### Exercise task
Reproduce all the material exactly, minus any pictures it holds.

##### Dataset #####

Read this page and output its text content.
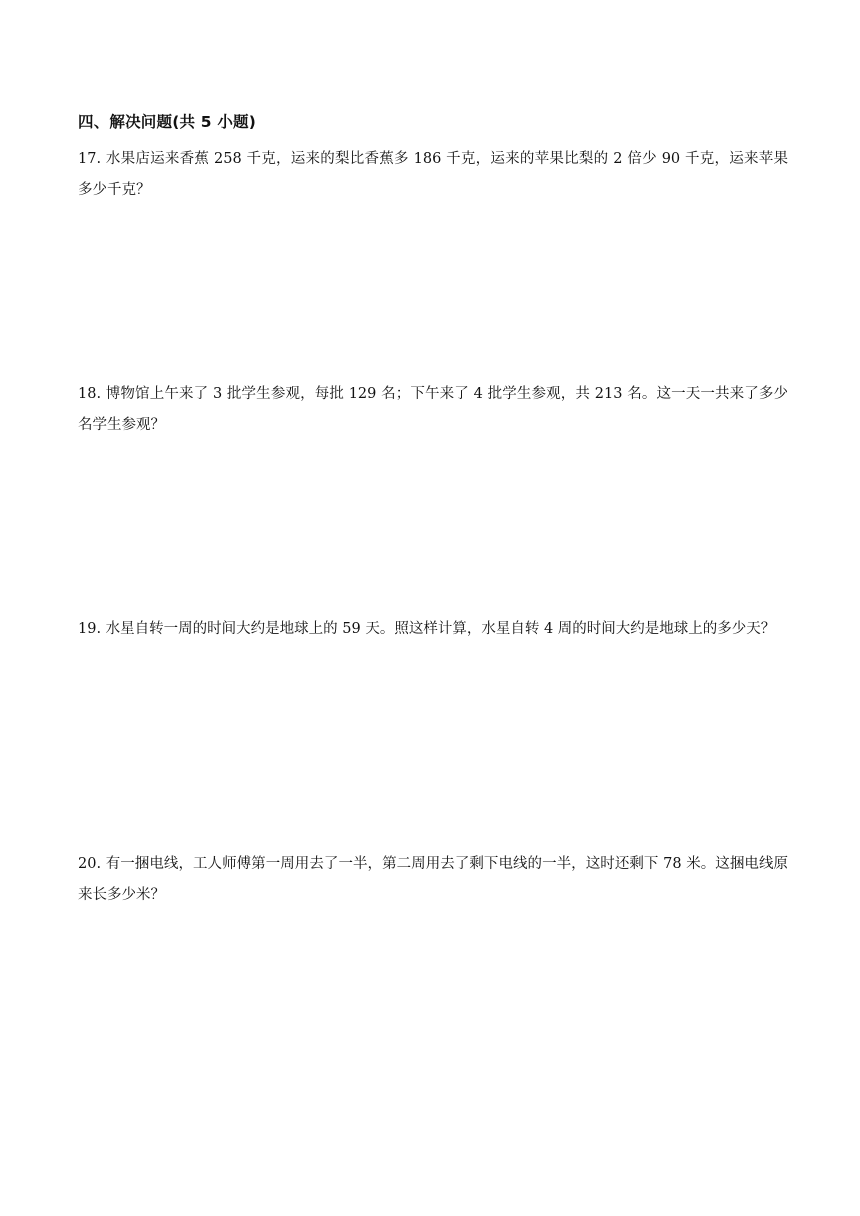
四、解决问题(共 5 小题)
17. 水果店运来香蕉 258 千克，运来的梨比香蕉多 186 千克，运来的苹果比梨的 2 倍少 90 千克，运来苹果多少千克？
18. 博物馆上午来了 3 批学生参观，每批 129 名；下午来了 4 批学生参观，共 213 名。这一天一共来了多少名学生参观？
19. 水星自转一周的时间大约是地球上的 59 天。照这样计算，水星自转 4 周的时间大约是地球上的多少天？
20. 有一捆电线，工人师傅第一周用去了一半，第二周用去了剩下电线的一半，这时还剩下 78 米。这捆电线原来长多少米？
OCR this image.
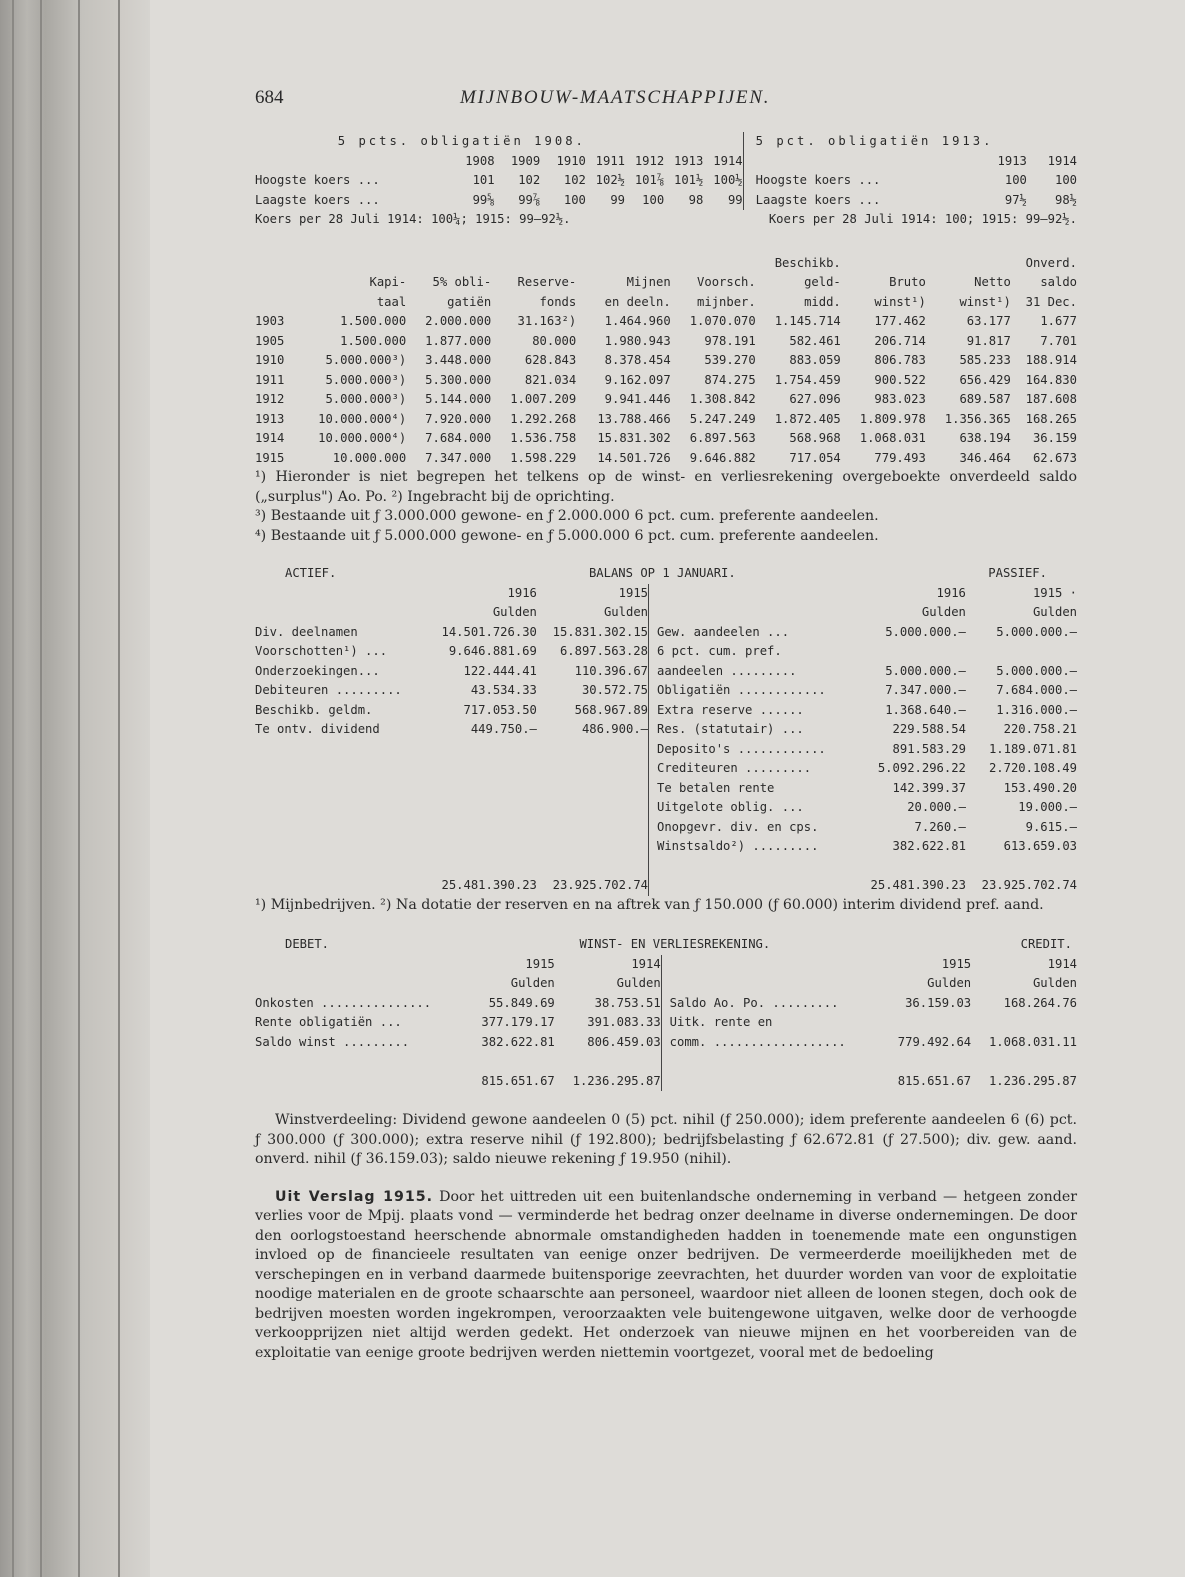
684	MIJNBOUW-MAATSCHAPPIJEN.
5 pcts. obligatiën 1908.								5 pct. obligatiën 1913.		
	1908	1909	1910	1911	1912	1913	1914		1913	1914
Hoogste koers ...	101	102	102	102½	101⅞	101½	100½	Hoogste koers ...	100	100
Laagste koers ...	99⅝	99⅞	100	99	100	98	99	Laagste koers ...	97½	98½
Koers per 28 Juli 1914: 100¼; 1915: 99—92½.	Koers per 28 Juli 1914: 100; 1915: 99—92½.
						Beschikb.			Onverd.
	Kapi-	5% obli-	Reserve-	Mijnen	Voorsch.	geld-	Bruto	Netto	saldo
	taal	gatiën	fonds	en deeln.	mijnber.	midd.	winst¹)	winst¹)	31 Dec.
1903	1.500.000	2.000.000	31.163²)	1.464.960	1.070.070	1.145.714	177.462	63.177	1.677
1905	1.500.000	1.877.000	80.000	1.980.943	978.191	582.461	206.714	91.817	7.701
1910	5.000.000³)	3.448.000	628.843	8.378.454	539.270	883.059	806.783	585.233	188.914
1911	5.000.000³)	5.300.000	821.034	9.162.097	874.275	1.754.459	900.522	656.429	164.830
1912	5.000.000³)	5.144.000	1.007.209	9.941.446	1.308.842	627.096	983.023	689.587	187.608
1913	10.000.000⁴)	7.920.000	1.292.268	13.788.466	5.247.249	1.872.405	1.809.978	1.356.365	168.265
1914	10.000.000⁴)	7.684.000	1.536.758	15.831.302	6.897.563	568.968	1.068.031	638.194	36.159
1915	10.000.000	7.347.000	1.598.229	14.501.726	9.646.882	717.054	779.493	346.464	62.673

¹) Hieronder is niet begrepen het telkens op de winst- en verliesrekening overgeboekte onverdeeld saldo („surplus") Ao. Po. ²) Ingebracht bij de oprichting.

³) Bestaande uit ƒ 3.000.000 gewone- en ƒ 2.000.000 6 pct. cum. preferente aandeelen.

⁴) Bestaande uit ƒ 5.000.000 gewone- en ƒ 5.000.000 6 pct. cum. preferente aandeelen.

ACTIEF.	BALANS OP 1 JANUARI.	PASSIEF.
	1916	1915		1916	1915 ·
	Gulden	Gulden		Gulden	Gulden
Div. deelnamen	14.501.726.30	15.831.302.15	Gew. aandeelen ...	5.000.000.—	5.000.000.—
Voorschotten¹) ...	9.646.881.69	6.897.563.28	6 pct. cum. pref.		
Onderzoekingen...	122.444.41	110.396.67	aandeelen .........	5.000.000.—	5.000.000.—
Debiteuren .........	43.534.33	30.572.75	Obligatiën ............	7.347.000.—	7.684.000.—
Beschikb. geldm.	717.053.50	568.967.89	Extra reserve ......	1.368.640.—	1.316.000.—
Te ontv. dividend	449.750.—	486.900.—	Res. (statutair) ...	229.588.54	220.758.21
			Deposito's ............	891.583.29	1.189.071.81
			Crediteuren .........	5.092.296.22	2.720.108.49
			Te betalen rente	142.399.37	153.490.20
			Uitgelote oblig. ...	20.000.—	19.000.—
			Onopgevr. div. en cps.	7.260.—	9.615.—
			Winstsaldo²) .........	382.622.81	613.659.03

	25.481.390.23	23.925.702.74		25.481.390.23	23.925.702.74
¹) Mijnbedrijven. ²) Na dotatie der reserven en na aftrek van ƒ 150.000 (ƒ 60.000) interim dividend pref. aand.
DEBET.	WINST- EN VERLIESREKENING.	CREDIT.
	1915	1914		1915	1914
	Gulden	Gulden		Gulden	Gulden
Onkosten ...............	55.849.69	38.753.51	Saldo Ao. Po. .........	36.159.03	168.264.76
Rente obligatiën ...	377.179.17	391.083.33	Uitk. rente en		
Saldo winst .........	382.622.81	806.459.03	comm. ..................	779.492.64	1.068.031.11

	815.651.67	1.236.295.87		815.651.67	1.236.295.87

Winstverdeeling: Dividend gewone aandeelen 0 (5) pct. nihil (ƒ 250.000); idem preferente aandeelen 6 (6) pct. ƒ 300.000 (ƒ 300.000); extra reserve nihil (ƒ 192.800); bedrijfsbelasting ƒ 62.672.81 (ƒ 27.500); div. gew. aand. onverd. nihil (ƒ 36.159.03); saldo nieuwe rekening ƒ 19.950 (nihil).

Uit Verslag 1915. Door het uittreden uit een buitenlandsche onderneming in verband — hetgeen zonder verlies voor de Mpij. plaats vond — verminderde het bedrag onzer deelname in diverse ondernemingen. De door den oorlogstoestand heerschende abnormale omstandigheden hadden in toenemende mate een ongunstigen invloed op de financieele resultaten van eenige onzer bedrijven. De vermeerderde moeilijkheden met de verschepingen en in verband daarmede buitensporige zeevrachten, het duurder worden van voor de exploitatie noodige materialen en de groote schaarschte aan personeel, waardoor niet alleen de loonen stegen, doch ook de bedrijven moesten worden ingekrompen, veroorzaakten vele buitengewone uitgaven, welke door de verhoogde verkoopprijzen niet altijd werden gedekt. Het onderzoek van nieuwe mijnen en het voorbereiden van de exploitatie van eenige groote bedrijven werden niettemin voortgezet, vooral met de bedoeling
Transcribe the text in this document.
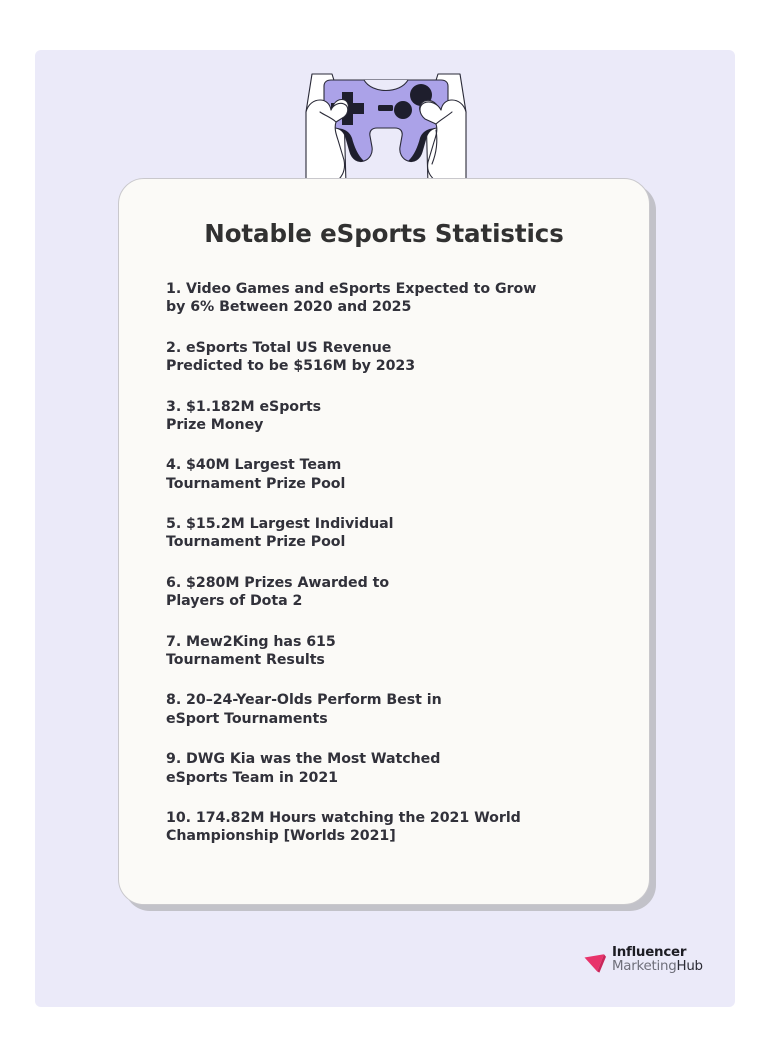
Notable eSports Statistics
1. Video Games and eSports Expected to Grow
by 6% Between 2020 and 2025
2. eSports Total US Revenue
Predicted to be $516M by 2023
3. $1.182M eSports
Prize Money
4. $40M Largest Team
Tournament Prize Pool
5. $15.2M Largest Individual
Tournament Prize Pool
6. $280M Prizes Awarded to
Players of Dota 2
7. Mew2King has 615
Tournament Results
8. 20–24-Year-Olds Perform Best in
eSport Tournaments
9. DWG Kia was the Most Watched
eSports Team in 2021
10. 174.82M Hours watching the 2021 World
Championship [Worlds 2021]
Influencer
MarketingHub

#####

### Written response
Read this page and output its text content.
四、解决问题(共 5 小题)
17. 水果店运来香蕉 258 千克，运来的梨比香蕉多 186 千克，运来的苹果比梨的 2 倍少 90 千克，运来苹果多少千克？
18. 博物馆上午来了 3 批学生参观，每批 129 名；下午来了 4 批学生参观，共 213 名。这一天一共来了多少名学生参观？
19. 水星自转一周的时间大约是地球上的 59 天。照这样计算，水星自转 4 周的时间大约是地球上的多少天？
20. 有一捆电线，工人师傅第一周用去了一半，第二周用去了剩下电线的一半，这时还剩下 78 米。这捆电线原来长多少米？
OCR this image.
684	MIJNBOUW-MAATSCHAPPIJEN.
5 pcts. obligatiën 1908.								5 pct. obligatiën 1913.		
	1908	1909	1910	1911	1912	1913	1914		1913	1914
Hoogste koers ...	101	102	102	102½	101⅞	101½	100½	Hoogste koers ...	100	100
Laagste koers ...	99⅝	99⅞	100	99	100	98	99	Laagste koers ...	97½	98½
Koers per 28 Juli 1914: 100¼; 1915: 99—92½.	Koers per 28 Juli 1914: 100; 1915: 99—92½.
						Beschikb.			Onverd.
	Kapi-	5% obli-	Reserve-	Mijnen	Voorsch.	geld-	Bruto	Netto	saldo
	taal	gatiën	fonds	en deeln.	mijnber.	midd.	winst¹)	winst¹)	31 Dec.
1903	1.500.000	2.000.000	31.163²)	1.464.960	1.070.070	1.145.714	177.462	63.177	1.677
1905	1.500.000	1.877.000	80.000	1.980.943	978.191	582.461	206.714	91.817	7.701
1910	5.000.000³)	3.448.000	628.843	8.378.454	539.270	883.059	806.783	585.233	188.914
1911	5.000.000³)	5.300.000	821.034	9.162.097	874.275	1.754.459	900.522	656.429	164.830
1912	5.000.000³)	5.144.000	1.007.209	9.941.446	1.308.842	627.096	983.023	689.587	187.608
1913	10.000.000⁴)	7.920.000	1.292.268	13.788.466	5.247.249	1.872.405	1.809.978	1.356.365	168.265
1914	10.000.000⁴)	7.684.000	1.536.758	15.831.302	6.897.563	568.968	1.068.031	638.194	36.159
1915	10.000.000	7.347.000	1.598.229	14.501.726	9.646.882	717.054	779.493	346.464	62.673

¹) Hieronder is niet begrepen het telkens op de winst- en verliesrekening overgeboekte onverdeeld saldo („surplus") Ao. Po. ²) Ingebracht bij de oprichting.

³) Bestaande uit ƒ 3.000.000 gewone- en ƒ 2.000.000 6 pct. cum. preferente aandeelen.

⁴) Bestaande uit ƒ 5.000.000 gewone- en ƒ 5.000.000 6 pct. cum. preferente aandeelen.

ACTIEF.	BALANS OP 1 JANUARI.	PASSIEF.
	1916	1915		1916	1915 ·
	Gulden	Gulden		Gulden	Gulden
Div. deelnamen	14.501.726.30	15.831.302.15	Gew. aandeelen ...	5.000.000.—	5.000.000.—
Voorschotten¹) ...	9.646.881.69	6.897.563.28	6 pct. cum. pref.		
Onderzoekingen...	122.444.41	110.396.67	aandeelen .........	5.000.000.—	5.000.000.—
Debiteuren .........	43.534.33	30.572.75	Obligatiën ............	7.347.000.—	7.684.000.—
Beschikb. geldm.	717.053.50	568.967.89	Extra reserve ......	1.368.640.—	1.316.000.—
Te ontv. dividend	449.750.—	486.900.—	Res. (statutair) ...	229.588.54	220.758.21
			Deposito's ............	891.583.29	1.189.071.81
			Crediteuren .........	5.092.296.22	2.720.108.49
			Te betalen rente	142.399.37	153.490.20
			Uitgelote oblig. ...	20.000.—	19.000.—
			Onopgevr. div. en cps.	7.260.—	9.615.—
			Winstsaldo²) .........	382.622.81	613.659.03

	25.481.390.23	23.925.702.74		25.481.390.23	23.925.702.74
¹) Mijnbedrijven. ²) Na dotatie der reserven en na aftrek van ƒ 150.000 (ƒ 60.000) interim dividend pref. aand.
DEBET.	WINST- EN VERLIESREKENING.	CREDIT.
	1915	1914		1915	1914
	Gulden	Gulden		Gulden	Gulden
Onkosten ...............	55.849.69	38.753.51	Saldo Ao. Po. .........	36.159.03	168.264.76
Rente obligatiën ...	377.179.17	391.083.33	Uitk. rente en		
Saldo winst .........	382.622.81	806.459.03	comm. ..................	779.492.64	1.068.031.11

	815.651.67	1.236.295.87		815.651.67	1.236.295.87

Winstverdeeling: Dividend gewone aandeelen 0 (5) pct. nihil (ƒ 250.000); idem preferente aandeelen 6 (6) pct. ƒ 300.000 (ƒ 300.000); extra reserve nihil (ƒ 192.800); bedrijfsbelasting ƒ 62.672.81 (ƒ 27.500); div. gew. aand. onverd. nihil (ƒ 36.159.03); saldo nieuwe rekening ƒ 19.950 (nihil).

Uit Verslag 1915. Door het uittreden uit een buitenlandsche onderneming in verband — hetgeen zonder verlies voor de Mpij. plaats vond — verminderde het bedrag onzer deelname in diverse ondernemingen. De door den oorlogstoestand heerschende abnormale omstandigheden hadden in toenemende mate een ongunstigen invloed op de financieele resultaten van eenige onzer bedrijven. De vermeerderde moeilijkheden met de verschepingen en in verband daarmede buitensporige zeevrachten, het duurder worden van voor de exploitatie noodige materialen en de groote schaarschte aan personeel, waardoor niet alleen de loonen stegen, doch ook de bedrijven moesten worden ingekrompen, veroorzaakten vele buitengewone uitgaven, welke door de verhoogde verkoopprijzen niet altijd werden gedekt. Het onderzoek van nieuwe mijnen en het voorbereiden van de exploitatie van eenige groote bedrijven werden niettemin voortgezet, vooral met de bedoeling
Transcribe the text in this document.
Notable eSports Statistics
1. Video Games and eSports Expected to Grow
by 6% Between 2020 and 2025
2. eSports Total US Revenue
Predicted to be $516M by 2023
3. $1.182M eSports
Prize Money
4. $40M Largest Team
Tournament Prize Pool
5. $15.2M Largest Individual
Tournament Prize Pool
6. $280M Prizes Awarded to
Players of Dota 2
7. Mew2King has 615
Tournament Results
8. 20–24-Year-Olds Perform Best in
eSport Tournaments
9. DWG Kia was the Most Watched
eSports Team in 2021
10. 174.82M Hours watching the 2021 World
Championship [Worlds 2021]
Influencer
MarketingHub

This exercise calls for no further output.